THE REQUEST: Print out each entry below exactly, please.

Records from a collection:
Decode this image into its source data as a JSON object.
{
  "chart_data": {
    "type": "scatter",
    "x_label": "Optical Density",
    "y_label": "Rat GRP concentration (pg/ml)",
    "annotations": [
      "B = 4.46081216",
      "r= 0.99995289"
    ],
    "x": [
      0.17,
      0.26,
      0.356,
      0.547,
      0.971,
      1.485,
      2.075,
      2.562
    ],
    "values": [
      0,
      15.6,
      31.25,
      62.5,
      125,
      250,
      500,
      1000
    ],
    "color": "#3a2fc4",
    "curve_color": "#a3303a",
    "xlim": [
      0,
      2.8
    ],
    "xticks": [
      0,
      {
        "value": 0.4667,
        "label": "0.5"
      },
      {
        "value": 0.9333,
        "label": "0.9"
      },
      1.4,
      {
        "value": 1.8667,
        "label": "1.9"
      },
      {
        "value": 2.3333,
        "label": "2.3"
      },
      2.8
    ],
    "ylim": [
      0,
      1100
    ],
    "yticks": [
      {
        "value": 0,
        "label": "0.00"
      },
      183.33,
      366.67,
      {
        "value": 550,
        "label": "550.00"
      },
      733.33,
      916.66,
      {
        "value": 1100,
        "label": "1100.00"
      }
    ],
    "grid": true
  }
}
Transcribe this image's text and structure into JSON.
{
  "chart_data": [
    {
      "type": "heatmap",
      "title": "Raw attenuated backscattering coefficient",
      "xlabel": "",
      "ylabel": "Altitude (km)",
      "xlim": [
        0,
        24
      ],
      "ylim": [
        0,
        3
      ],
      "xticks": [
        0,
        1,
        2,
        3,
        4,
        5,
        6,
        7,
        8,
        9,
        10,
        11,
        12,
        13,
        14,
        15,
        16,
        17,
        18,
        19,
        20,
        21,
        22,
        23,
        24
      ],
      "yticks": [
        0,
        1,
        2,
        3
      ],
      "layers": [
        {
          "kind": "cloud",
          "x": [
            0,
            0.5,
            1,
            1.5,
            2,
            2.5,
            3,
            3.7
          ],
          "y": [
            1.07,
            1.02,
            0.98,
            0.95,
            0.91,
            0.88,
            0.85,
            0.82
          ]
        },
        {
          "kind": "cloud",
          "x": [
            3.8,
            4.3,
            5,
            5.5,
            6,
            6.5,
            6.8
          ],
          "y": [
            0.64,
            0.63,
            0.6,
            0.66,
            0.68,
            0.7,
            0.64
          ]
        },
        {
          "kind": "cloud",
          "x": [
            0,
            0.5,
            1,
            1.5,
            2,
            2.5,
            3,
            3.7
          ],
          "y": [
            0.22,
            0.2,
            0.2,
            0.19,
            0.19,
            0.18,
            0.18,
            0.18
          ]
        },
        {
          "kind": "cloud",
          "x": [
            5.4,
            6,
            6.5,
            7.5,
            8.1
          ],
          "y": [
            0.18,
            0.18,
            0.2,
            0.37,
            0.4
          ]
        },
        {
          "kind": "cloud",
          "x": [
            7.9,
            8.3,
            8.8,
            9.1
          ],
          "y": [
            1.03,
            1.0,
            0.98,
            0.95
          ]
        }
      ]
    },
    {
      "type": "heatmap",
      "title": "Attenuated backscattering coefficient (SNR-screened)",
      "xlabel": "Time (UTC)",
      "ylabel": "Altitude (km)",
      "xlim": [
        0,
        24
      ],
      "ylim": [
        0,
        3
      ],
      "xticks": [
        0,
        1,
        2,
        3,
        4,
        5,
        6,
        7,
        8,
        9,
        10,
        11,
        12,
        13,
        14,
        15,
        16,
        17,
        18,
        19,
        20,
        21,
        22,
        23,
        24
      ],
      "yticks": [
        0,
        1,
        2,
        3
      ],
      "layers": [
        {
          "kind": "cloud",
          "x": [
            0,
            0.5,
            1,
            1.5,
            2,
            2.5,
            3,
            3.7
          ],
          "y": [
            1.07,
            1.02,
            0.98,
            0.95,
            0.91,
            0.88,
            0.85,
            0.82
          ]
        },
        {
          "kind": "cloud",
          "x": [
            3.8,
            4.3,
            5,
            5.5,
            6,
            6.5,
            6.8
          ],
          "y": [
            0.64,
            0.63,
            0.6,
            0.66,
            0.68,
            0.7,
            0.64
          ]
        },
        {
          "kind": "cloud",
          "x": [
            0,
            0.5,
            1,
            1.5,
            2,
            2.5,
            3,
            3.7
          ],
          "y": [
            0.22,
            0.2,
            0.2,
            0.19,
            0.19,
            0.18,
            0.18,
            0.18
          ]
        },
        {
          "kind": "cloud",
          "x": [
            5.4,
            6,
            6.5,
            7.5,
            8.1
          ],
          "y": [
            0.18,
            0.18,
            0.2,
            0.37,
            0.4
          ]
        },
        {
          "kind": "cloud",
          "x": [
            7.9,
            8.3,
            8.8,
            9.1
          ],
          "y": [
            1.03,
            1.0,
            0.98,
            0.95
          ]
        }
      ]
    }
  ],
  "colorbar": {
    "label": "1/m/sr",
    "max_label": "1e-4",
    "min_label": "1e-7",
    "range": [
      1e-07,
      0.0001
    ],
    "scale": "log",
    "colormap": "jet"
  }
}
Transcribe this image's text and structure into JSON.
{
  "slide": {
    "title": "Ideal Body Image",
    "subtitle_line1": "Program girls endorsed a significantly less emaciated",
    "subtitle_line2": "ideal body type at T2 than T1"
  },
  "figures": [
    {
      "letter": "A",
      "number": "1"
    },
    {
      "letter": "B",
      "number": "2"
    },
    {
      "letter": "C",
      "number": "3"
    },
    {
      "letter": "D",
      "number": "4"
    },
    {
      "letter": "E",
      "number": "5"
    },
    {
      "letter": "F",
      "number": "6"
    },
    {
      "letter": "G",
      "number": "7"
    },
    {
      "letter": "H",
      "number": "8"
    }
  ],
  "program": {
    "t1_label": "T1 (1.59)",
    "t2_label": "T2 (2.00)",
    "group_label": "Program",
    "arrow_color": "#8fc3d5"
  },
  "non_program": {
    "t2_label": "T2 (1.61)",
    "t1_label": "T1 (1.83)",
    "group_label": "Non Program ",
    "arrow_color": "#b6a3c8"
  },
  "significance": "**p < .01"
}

EXERCISE RESPONSE:
Decode this image into its source data as a JSON object.
{
  "chart_data": {
    "type": "scatter",
    "x_label": "Optical Density",
    "y_label": "Rat GRP concentration (pg/ml)",
    "annotations": [
      "B = 4.46081216",
      "r= 0.99995289"
    ],
    "x": [
      0.17,
      0.26,
      0.356,
      0.547,
      0.971,
      1.485,
      2.075,
      2.562
    ],
    "values": [
      0,
      15.6,
      31.25,
      62.5,
      125,
      250,
      500,
      1000
    ],
    "color": "#3a2fc4",
    "curve_color": "#a3303a",
    "xlim": [
      0,
      2.8
    ],
    "xticks": [
      0,
      {
        "value": 0.4667,
        "label": "0.5"
      },
      {
        "value": 0.9333,
        "label": "0.9"
      },
      1.4,
      {
        "value": 1.8667,
        "label": "1.9"
      },
      {
        "value": 2.3333,
        "label": "2.3"
      },
      2.8
    ],
    "ylim": [
      0,
      1100
    ],
    "yticks": [
      {
        "value": 0,
        "label": "0.00"
      },
      183.33,
      366.67,
      {
        "value": 550,
        "label": "550.00"
      },
      733.33,
      916.66,
      {
        "value": 1100,
        "label": "1100.00"
      }
    ],
    "grid": true
  }
}
Transcribe this image's text and structure into JSON.
{
  "chart_data": [
    {
      "type": "heatmap",
      "title": "Raw attenuated backscattering coefficient",
      "xlabel": "",
      "ylabel": "Altitude (km)",
      "xlim": [
        0,
        24
      ],
      "ylim": [
        0,
        3
      ],
      "xticks": [
        0,
        1,
        2,
        3,
        4,
        5,
        6,
        7,
        8,
        9,
        10,
        11,
        12,
        13,
        14,
        15,
        16,
        17,
        18,
        19,
        20,
        21,
        22,
        23,
        24
      ],
      "yticks": [
        0,
        1,
        2,
        3
      ],
      "layers": [
        {
          "kind": "cloud",
          "x": [
            0,
            0.5,
            1,
            1.5,
            2,
            2.5,
            3,
            3.7
          ],
          "y": [
            1.07,
            1.02,
            0.98,
            0.95,
            0.91,
            0.88,
            0.85,
            0.82
          ]
        },
        {
          "kind": "cloud",
          "x": [
            3.8,
            4.3,
            5,
            5.5,
            6,
            6.5,
            6.8
          ],
          "y": [
            0.64,
            0.63,
            0.6,
            0.66,
            0.68,
            0.7,
            0.64
          ]
        },
        {
          "kind": "cloud",
          "x": [
            0,
            0.5,
            1,
            1.5,
            2,
            2.5,
            3,
            3.7
          ],
          "y": [
            0.22,
            0.2,
            0.2,
            0.19,
            0.19,
            0.18,
            0.18,
            0.18
          ]
        },
        {
          "kind": "cloud",
          "x": [
            5.4,
            6,
            6.5,
            7.5,
            8.1
          ],
          "y": [
            0.18,
            0.18,
            0.2,
            0.37,
            0.4
          ]
        },
        {
          "kind": "cloud",
          "x": [
            7.9,
            8.3,
            8.8,
            9.1
          ],
          "y": [
            1.03,
            1.0,
            0.98,
            0.95
          ]
        }
      ]
    },
    {
      "type": "heatmap",
      "title": "Attenuated backscattering coefficient (SNR-screened)",
      "xlabel": "Time (UTC)",
      "ylabel": "Altitude (km)",
      "xlim": [
        0,
        24
      ],
      "ylim": [
        0,
        3
      ],
      "xticks": [
        0,
        1,
        2,
        3,
        4,
        5,
        6,
        7,
        8,
        9,
        10,
        11,
        12,
        13,
        14,
        15,
        16,
        17,
        18,
        19,
        20,
        21,
        22,
        23,
        24
      ],
      "yticks": [
        0,
        1,
        2,
        3
      ],
      "layers": [
        {
          "kind": "cloud",
          "x": [
            0,
            0.5,
            1,
            1.5,
            2,
            2.5,
            3,
            3.7
          ],
          "y": [
            1.07,
            1.02,
            0.98,
            0.95,
            0.91,
            0.88,
            0.85,
            0.82
          ]
        },
        {
          "kind": "cloud",
          "x": [
            3.8,
            4.3,
            5,
            5.5,
            6,
            6.5,
            6.8
          ],
          "y": [
            0.64,
            0.63,
            0.6,
            0.66,
            0.68,
            0.7,
            0.64
          ]
        },
        {
          "kind": "cloud",
          "x": [
            0,
            0.5,
            1,
            1.5,
            2,
            2.5,
            3,
            3.7
          ],
          "y": [
            0.22,
            0.2,
            0.2,
            0.19,
            0.19,
            0.18,
            0.18,
            0.18
          ]
        },
        {
          "kind": "cloud",
          "x": [
            5.4,
            6,
            6.5,
            7.5,
            8.1
          ],
          "y": [
            0.18,
            0.18,
            0.2,
            0.37,
            0.4
          ]
        },
        {
          "kind": "cloud",
          "x": [
            7.9,
            8.3,
            8.8,
            9.1
          ],
          "y": [
            1.03,
            1.0,
            0.98,
            0.95
          ]
        }
      ]
    }
  ],
  "colorbar": {
    "label": "1/m/sr",
    "max_label": "1e-4",
    "min_label": "1e-7",
    "range": [
      1e-07,
      0.0001
    ],
    "scale": "log",
    "colormap": "jet"
  }
}
Transcribe this image's text and structure into JSON.
{
  "slide": {
    "title": "Ideal Body Image",
    "subtitle_line1": "Program girls endorsed a significantly less emaciated",
    "subtitle_line2": "ideal body type at T2 than T1"
  },
  "figures": [
    {
      "letter": "A",
      "number": "1"
    },
    {
      "letter": "B",
      "number": "2"
    },
    {
      "letter": "C",
      "number": "3"
    },
    {
      "letter": "D",
      "number": "4"
    },
    {
      "letter": "E",
      "number": "5"
    },
    {
      "letter": "F",
      "number": "6"
    },
    {
      "letter": "G",
      "number": "7"
    },
    {
      "letter": "H",
      "number": "8"
    }
  ],
  "program": {
    "t1_label": "T1 (1.59)",
    "t2_label": "T2 (2.00)",
    "group_label": "Program",
    "arrow_color": "#8fc3d5"
  },
  "non_program": {
    "t2_label": "T2 (1.61)",
    "t1_label": "T1 (1.83)",
    "group_label": "Non Program ",
    "arrow_color": "#b6a3c8"
  },
  "significance": "**p < .01"
}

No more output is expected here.